**GOAL OF THE EXERCISE**
Type out every line of the records below word for word, changing nothing.

*-*-*

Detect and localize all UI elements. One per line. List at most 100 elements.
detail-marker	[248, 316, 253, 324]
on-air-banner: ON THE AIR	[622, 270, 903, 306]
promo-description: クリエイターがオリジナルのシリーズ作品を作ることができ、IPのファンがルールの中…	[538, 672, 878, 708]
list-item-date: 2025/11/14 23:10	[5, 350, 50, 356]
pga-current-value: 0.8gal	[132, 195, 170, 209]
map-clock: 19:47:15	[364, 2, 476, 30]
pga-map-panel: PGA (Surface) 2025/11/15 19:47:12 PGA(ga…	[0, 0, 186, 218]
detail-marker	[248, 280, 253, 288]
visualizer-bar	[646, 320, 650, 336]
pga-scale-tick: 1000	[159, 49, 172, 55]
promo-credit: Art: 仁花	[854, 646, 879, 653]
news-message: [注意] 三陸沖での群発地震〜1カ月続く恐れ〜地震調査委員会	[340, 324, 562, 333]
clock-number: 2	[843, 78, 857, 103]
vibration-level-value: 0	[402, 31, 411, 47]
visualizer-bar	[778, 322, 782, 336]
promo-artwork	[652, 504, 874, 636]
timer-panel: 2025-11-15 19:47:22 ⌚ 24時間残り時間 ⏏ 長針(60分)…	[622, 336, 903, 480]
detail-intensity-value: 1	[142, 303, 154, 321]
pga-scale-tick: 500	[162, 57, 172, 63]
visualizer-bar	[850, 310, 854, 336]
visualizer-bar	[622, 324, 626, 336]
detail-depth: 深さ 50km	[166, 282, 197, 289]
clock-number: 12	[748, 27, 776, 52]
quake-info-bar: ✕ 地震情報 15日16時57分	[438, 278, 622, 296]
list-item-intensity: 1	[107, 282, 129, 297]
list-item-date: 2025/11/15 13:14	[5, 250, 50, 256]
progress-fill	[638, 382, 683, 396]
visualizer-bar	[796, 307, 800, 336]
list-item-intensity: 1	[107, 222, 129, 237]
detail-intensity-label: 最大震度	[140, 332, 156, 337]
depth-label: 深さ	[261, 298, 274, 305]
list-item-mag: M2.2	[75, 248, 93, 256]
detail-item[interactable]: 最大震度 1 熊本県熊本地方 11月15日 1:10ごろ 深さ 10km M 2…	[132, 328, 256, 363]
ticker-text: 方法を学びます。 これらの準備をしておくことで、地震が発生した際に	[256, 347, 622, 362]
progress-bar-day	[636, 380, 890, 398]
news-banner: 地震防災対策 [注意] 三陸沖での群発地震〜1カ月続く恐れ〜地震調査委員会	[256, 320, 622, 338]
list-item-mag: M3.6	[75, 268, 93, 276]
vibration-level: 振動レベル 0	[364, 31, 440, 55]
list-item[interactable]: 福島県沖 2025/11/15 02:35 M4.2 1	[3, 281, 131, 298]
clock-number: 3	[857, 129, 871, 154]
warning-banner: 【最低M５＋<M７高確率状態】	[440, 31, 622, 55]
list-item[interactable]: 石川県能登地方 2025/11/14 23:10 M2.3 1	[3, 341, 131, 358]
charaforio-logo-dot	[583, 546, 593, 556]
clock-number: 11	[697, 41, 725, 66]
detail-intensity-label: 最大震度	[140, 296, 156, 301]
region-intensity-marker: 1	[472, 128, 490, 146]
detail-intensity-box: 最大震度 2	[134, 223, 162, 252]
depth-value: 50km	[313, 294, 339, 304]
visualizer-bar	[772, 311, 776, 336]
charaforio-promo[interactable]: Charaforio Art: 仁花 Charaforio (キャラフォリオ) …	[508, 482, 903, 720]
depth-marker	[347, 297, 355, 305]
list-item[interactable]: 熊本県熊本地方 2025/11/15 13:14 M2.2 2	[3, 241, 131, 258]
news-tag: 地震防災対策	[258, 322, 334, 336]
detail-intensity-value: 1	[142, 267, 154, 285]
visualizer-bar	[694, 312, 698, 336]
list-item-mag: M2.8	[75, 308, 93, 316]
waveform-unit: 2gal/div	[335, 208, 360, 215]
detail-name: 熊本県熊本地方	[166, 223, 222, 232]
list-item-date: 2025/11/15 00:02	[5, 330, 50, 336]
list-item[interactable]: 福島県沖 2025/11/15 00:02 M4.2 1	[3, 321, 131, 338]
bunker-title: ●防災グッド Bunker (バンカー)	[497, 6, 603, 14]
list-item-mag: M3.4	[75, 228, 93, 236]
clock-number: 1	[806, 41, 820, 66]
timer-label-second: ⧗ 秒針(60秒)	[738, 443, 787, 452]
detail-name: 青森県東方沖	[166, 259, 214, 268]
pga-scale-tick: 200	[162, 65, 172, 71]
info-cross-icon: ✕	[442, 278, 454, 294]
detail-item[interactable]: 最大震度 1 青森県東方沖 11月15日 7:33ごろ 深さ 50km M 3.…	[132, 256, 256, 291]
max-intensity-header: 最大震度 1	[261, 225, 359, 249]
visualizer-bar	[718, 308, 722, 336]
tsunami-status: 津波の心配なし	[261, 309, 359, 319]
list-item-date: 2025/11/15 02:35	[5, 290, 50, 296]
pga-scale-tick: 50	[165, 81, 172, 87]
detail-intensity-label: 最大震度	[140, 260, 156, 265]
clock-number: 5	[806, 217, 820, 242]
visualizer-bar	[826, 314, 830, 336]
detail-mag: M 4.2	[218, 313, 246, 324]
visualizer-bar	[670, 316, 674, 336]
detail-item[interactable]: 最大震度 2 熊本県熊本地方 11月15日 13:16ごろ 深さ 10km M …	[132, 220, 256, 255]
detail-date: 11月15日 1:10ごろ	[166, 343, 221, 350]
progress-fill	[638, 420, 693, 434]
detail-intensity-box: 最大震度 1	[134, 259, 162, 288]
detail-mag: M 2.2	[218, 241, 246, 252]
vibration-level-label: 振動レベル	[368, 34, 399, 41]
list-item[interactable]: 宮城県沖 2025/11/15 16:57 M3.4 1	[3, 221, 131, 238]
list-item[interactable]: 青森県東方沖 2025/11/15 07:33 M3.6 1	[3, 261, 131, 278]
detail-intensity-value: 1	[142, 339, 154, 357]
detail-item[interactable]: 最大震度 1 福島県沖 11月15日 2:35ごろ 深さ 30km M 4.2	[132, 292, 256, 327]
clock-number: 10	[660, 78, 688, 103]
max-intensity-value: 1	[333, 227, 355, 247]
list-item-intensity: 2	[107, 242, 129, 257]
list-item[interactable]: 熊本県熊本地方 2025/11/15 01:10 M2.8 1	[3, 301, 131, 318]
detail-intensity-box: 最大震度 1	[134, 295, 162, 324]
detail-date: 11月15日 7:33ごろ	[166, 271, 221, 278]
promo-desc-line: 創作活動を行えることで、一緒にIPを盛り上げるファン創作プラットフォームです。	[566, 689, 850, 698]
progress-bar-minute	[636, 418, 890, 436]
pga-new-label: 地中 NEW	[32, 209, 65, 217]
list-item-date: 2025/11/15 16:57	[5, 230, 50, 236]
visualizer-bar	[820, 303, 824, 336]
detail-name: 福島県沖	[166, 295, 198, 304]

*-*-*

**RESPONSE TO THE EXERCISE**
Detect and localize all UI elements. One per line. List at most 100 elements.
detail-marker	[248, 316, 253, 324]
on-air-banner: ON THE AIR	[622, 270, 903, 306]
promo-description: クリエイターがオリジナルのシリーズ作品を作ることができ、IPのファンがルールの中…	[538, 672, 878, 708]
list-item-date: 2025/11/14 23:10	[5, 350, 50, 356]
pga-current-value: 0.8gal	[132, 195, 170, 209]
map-clock: 19:47:15	[364, 2, 476, 30]
pga-map-panel: PGA (Surface) 2025/11/15 19:47:12 PGA(ga…	[0, 0, 186, 218]
detail-marker	[248, 280, 253, 288]
visualizer-bar	[646, 320, 650, 336]
pga-scale-tick: 1000	[159, 49, 172, 55]
promo-credit: Art: 仁花	[854, 646, 879, 653]
news-message: [注意] 三陸沖での群発地震〜1カ月続く恐れ〜地震調査委員会	[340, 324, 562, 333]
clock-number: 2	[843, 78, 857, 103]
vibration-level-value: 0	[402, 31, 411, 47]
visualizer-bar	[778, 322, 782, 336]
promo-artwork	[652, 504, 874, 636]
timer-panel: 2025-11-15 19:47:22 ⌚ 24時間残り時間 ⏏ 長針(60分)…	[622, 336, 903, 480]
detail-intensity-value: 1	[142, 303, 154, 321]
pga-scale-tick: 500	[162, 57, 172, 63]
visualizer-bar	[850, 310, 854, 336]
visualizer-bar	[622, 324, 626, 336]
detail-depth: 深さ 50km	[166, 282, 197, 289]
clock-number: 12	[748, 27, 776, 52]
quake-info-bar: ✕ 地震情報 15日16時57分	[438, 278, 622, 296]
list-item-intensity: 1	[107, 282, 129, 297]
list-item-date: 2025/11/15 13:14	[5, 250, 50, 256]
progress-fill	[638, 382, 683, 396]
visualizer-bar	[796, 307, 800, 336]
list-item-intensity: 1	[107, 222, 129, 237]
detail-intensity-label: 最大震度	[140, 332, 156, 337]
depth-label: 深さ	[261, 298, 274, 305]
list-item-mag: M2.2	[75, 248, 93, 256]
detail-item[interactable]: 最大震度 1 熊本県熊本地方 11月15日 1:10ごろ 深さ 10km M 2…	[132, 328, 256, 363]
ticker-text: 方法を学びます。 これらの準備をしておくことで、地震が発生した際に	[256, 347, 622, 362]
progress-bar-day	[636, 380, 890, 398]
news-banner: 地震防災対策 [注意] 三陸沖での群発地震〜1カ月続く恐れ〜地震調査委員会	[256, 320, 622, 338]
list-item-mag: M3.6	[75, 268, 93, 276]
vibration-level: 振動レベル 0	[364, 31, 440, 55]
list-item[interactable]: 福島県沖 2025/11/15 02:35 M4.2 1	[3, 281, 131, 298]
clock-number: 3	[857, 129, 871, 154]
warning-banner: 【最低M５＋<M７高確率状態】	[440, 31, 622, 55]
list-item[interactable]: 石川県能登地方 2025/11/14 23:10 M2.3 1	[3, 341, 131, 358]
charaforio-logo-dot	[583, 546, 593, 556]
clock-number: 11	[697, 41, 725, 66]
detail-intensity-label: 最大震度	[140, 296, 156, 301]
region-intensity-marker: 1	[472, 128, 490, 146]
detail-intensity-box: 最大震度 2	[134, 223, 162, 252]
depth-value: 50km	[313, 294, 339, 304]
visualizer-bar	[772, 311, 776, 336]
charaforio-promo[interactable]: Charaforio Art: 仁花 Charaforio (キャラフォリオ) …	[508, 482, 903, 720]
depth-marker	[347, 297, 355, 305]
list-item[interactable]: 熊本県熊本地方 2025/11/15 13:14 M2.2 2	[3, 241, 131, 258]
news-tag: 地震防災対策	[258, 322, 334, 336]
detail-intensity-value: 1	[142, 267, 154, 285]
visualizer-bar	[694, 312, 698, 336]
list-item-mag: M2.8	[75, 308, 93, 316]
waveform-unit: 2gal/div	[335, 208, 360, 215]
detail-name: 熊本県熊本地方	[166, 223, 222, 232]
list-item-date: 2025/11/15 00:02	[5, 330, 50, 336]
list-item[interactable]: 福島県沖 2025/11/15 00:02 M4.2 1	[3, 321, 131, 338]
bunker-title: ●防災グッド Bunker (バンカー)	[497, 6, 603, 14]
list-item-mag: M3.4	[75, 228, 93, 236]
clock-number: 1	[806, 41, 820, 66]
timer-label-second: ⧗ 秒針(60秒)	[738, 443, 787, 452]
detail-name: 青森県東方沖	[166, 259, 214, 268]
pga-scale-tick: 200	[162, 65, 172, 71]
info-cross-icon: ✕	[442, 278, 454, 294]
detail-item[interactable]: 最大震度 1 青森県東方沖 11月15日 7:33ごろ 深さ 50km M 3.…	[132, 256, 256, 291]
max-intensity-header: 最大震度 1	[261, 225, 359, 249]
visualizer-bar	[718, 308, 722, 336]
tsunami-status: 津波の心配なし	[261, 309, 359, 319]
list-item-date: 2025/11/15 02:35	[5, 290, 50, 296]
pga-scale-tick: 50	[165, 81, 172, 87]
detail-intensity-label: 最大震度	[140, 260, 156, 265]
clock-number: 5	[806, 217, 820, 242]
visualizer-bar	[826, 314, 830, 336]
detail-mag: M 4.2	[218, 313, 246, 324]
visualizer-bar	[670, 316, 674, 336]
detail-item[interactable]: 最大震度 2 熊本県熊本地方 11月15日 13:16ごろ 深さ 10km M …	[132, 220, 256, 255]
detail-date: 11月15日 1:10ごろ	[166, 343, 221, 350]
progress-fill	[638, 420, 693, 434]
detail-intensity-box: 最大震度 1	[134, 259, 162, 288]
detail-mag: M 2.2	[218, 241, 246, 252]
vibration-level-label: 振動レベル	[368, 34, 399, 41]
list-item[interactable]: 宮城県沖 2025/11/15 16:57 M3.4 1	[3, 221, 131, 238]
list-item[interactable]: 青森県東方沖 2025/11/15 07:33 M3.6 1	[3, 261, 131, 278]
detail-intensity-value: 1	[142, 339, 154, 357]
detail-item[interactable]: 最大震度 1 福島県沖 11月15日 2:35ごろ 深さ 30km M 4.2	[132, 292, 256, 327]
clock-number: 10	[660, 78, 688, 103]
max-intensity-value: 1	[333, 227, 355, 247]
list-item-intensity: 2	[107, 242, 129, 257]
list-item[interactable]: 熊本県熊本地方 2025/11/15 01:10 M2.8 1	[3, 301, 131, 318]
detail-intensity-box: 最大震度 1	[134, 295, 162, 324]
detail-date: 11月15日 7:33ごろ	[166, 271, 221, 278]
promo-desc-line: 創作活動を行えることで、一緒にIPを盛り上げるファン創作プラットフォームです。	[566, 689, 850, 698]
progress-bar-minute	[636, 418, 890, 436]
pga-new-label: 地中 NEW	[32, 209, 65, 217]
list-item-date: 2025/11/15 16:57	[5, 230, 50, 236]
visualizer-bar	[820, 303, 824, 336]
detail-name: 福島県沖	[166, 295, 198, 304]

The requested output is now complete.